Dataset listings of figures
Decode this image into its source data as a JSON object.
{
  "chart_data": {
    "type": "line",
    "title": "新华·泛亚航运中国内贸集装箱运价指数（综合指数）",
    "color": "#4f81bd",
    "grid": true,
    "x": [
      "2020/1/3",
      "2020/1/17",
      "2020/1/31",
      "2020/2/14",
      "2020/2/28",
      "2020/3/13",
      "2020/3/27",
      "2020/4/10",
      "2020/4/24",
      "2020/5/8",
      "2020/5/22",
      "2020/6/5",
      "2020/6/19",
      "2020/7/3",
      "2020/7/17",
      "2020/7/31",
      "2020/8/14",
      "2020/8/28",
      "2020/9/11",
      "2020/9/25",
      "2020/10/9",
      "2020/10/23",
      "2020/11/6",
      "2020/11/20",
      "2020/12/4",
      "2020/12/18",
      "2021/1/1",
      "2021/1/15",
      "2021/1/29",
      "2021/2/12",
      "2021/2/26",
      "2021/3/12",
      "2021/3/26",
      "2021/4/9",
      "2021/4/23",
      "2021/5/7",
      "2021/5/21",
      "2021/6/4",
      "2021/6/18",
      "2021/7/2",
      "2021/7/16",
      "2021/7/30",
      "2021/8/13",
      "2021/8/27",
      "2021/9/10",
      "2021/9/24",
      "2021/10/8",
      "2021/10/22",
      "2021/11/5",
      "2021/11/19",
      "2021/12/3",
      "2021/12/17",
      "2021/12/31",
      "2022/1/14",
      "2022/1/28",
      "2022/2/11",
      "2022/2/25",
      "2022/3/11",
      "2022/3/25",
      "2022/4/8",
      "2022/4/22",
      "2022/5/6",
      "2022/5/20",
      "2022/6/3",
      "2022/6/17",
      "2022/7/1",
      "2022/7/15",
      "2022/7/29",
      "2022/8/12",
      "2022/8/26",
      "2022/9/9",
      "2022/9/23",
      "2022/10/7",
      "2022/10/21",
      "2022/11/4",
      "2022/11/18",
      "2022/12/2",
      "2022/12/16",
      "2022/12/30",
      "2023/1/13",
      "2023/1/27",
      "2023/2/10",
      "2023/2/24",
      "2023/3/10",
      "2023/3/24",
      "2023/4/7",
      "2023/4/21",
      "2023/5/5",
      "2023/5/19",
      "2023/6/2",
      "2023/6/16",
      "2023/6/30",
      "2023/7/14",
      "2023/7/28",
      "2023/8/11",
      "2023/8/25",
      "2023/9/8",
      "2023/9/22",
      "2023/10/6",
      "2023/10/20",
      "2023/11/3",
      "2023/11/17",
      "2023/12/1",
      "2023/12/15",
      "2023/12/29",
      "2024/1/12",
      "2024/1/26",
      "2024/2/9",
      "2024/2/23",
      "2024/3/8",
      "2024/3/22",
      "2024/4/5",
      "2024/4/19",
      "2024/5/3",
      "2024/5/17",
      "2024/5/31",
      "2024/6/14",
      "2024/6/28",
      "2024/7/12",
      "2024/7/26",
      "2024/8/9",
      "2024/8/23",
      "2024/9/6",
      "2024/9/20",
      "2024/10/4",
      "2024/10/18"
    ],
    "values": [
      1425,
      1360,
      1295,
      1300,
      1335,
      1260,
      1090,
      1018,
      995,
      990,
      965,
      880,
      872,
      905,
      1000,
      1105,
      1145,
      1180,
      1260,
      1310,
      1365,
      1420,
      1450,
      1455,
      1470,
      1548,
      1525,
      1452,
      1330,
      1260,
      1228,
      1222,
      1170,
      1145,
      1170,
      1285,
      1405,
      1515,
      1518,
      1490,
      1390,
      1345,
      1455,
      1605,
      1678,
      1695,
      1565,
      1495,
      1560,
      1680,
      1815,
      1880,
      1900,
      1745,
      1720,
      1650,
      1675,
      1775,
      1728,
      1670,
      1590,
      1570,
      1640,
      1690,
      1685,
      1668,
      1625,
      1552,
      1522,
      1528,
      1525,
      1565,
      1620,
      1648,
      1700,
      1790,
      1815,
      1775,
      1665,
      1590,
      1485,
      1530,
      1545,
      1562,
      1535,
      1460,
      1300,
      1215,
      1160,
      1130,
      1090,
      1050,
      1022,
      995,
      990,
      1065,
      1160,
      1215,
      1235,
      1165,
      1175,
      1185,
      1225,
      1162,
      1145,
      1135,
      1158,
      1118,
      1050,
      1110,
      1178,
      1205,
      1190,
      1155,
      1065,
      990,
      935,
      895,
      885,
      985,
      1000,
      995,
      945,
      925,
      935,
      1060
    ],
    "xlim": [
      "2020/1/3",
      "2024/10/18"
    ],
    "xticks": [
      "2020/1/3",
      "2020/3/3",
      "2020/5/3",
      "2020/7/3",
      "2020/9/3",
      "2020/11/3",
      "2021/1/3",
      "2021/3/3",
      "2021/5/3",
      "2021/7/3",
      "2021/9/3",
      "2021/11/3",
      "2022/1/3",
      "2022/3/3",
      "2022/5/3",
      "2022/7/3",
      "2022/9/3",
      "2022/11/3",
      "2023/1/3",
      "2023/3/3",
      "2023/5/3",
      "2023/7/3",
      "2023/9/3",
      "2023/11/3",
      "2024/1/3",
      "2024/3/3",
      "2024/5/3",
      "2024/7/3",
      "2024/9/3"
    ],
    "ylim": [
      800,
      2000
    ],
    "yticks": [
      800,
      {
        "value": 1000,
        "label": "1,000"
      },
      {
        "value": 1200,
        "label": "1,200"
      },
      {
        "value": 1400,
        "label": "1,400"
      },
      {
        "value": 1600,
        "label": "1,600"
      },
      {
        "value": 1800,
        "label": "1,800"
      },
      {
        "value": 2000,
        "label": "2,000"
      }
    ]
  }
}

### CHALLENGE:
Scan the records above for the string "label", then report every line that contains it.

### COMPLETED TASK:
        "label": "1,000"
        "label": "1,200"
        "label": "1,400"
        "label": "1,600"
        "label": "1,800"
        "label": "2,000"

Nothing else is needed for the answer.